Excerpt ->
And the answer carries serious implications for the country’s long-term financial health.

At the centre of this evolving reality is a powerful, often underestimated force: the employer.


A System Designed for Balance — But Testing Behaviour

The two-pot system fundamentally reshaped retirement savings by dividing contributions into three distinct components:

  • A retirement pot, preserved until retirement
  • A savings pot, allowing one withdrawal per tax year
  • A vested pot, holding pre-existing savings under previous rules

The intention was clear: provide flexibility during financial stress while protecting long-term retirement outcomes.

And initially, it worked — at least on the surface.

But within the first year alone, withdrawals from savings pots surged to approximately R57 billion, revealing not just demand, but behaviour.

More tellingly, patterns are beginning to form. Around 62% of claimants are now on their third withdrawal, suggesting that what was meant to be occasional relief is, for many, becoming routine.

For some households, the savings pot is no longer a safety net — it is a recurring solution to short-term financial pressure, often used to settle high-cost or informal debt such as payday loans.


The Hidden Cost: What Employees Don’t Always See

On paper, accessing retirement savings may feel like relief.

Work to be completed -> According to the excerpt on the two-pot retirement system, roughly how much was withdrawn from savings pots in the first year? The material has no role in this exercise.

Source material ->
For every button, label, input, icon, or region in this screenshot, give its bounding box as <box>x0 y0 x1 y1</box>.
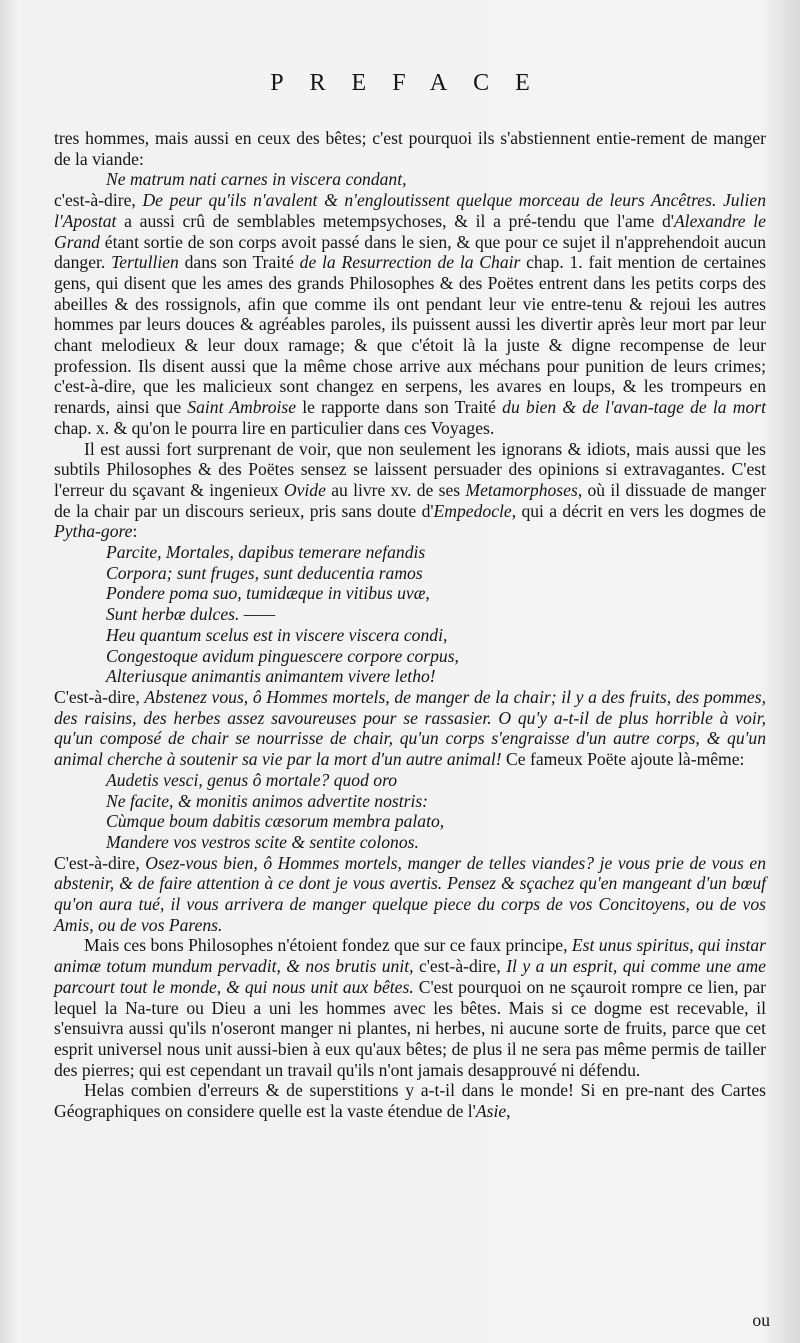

The answer -> Approximately R57 billion.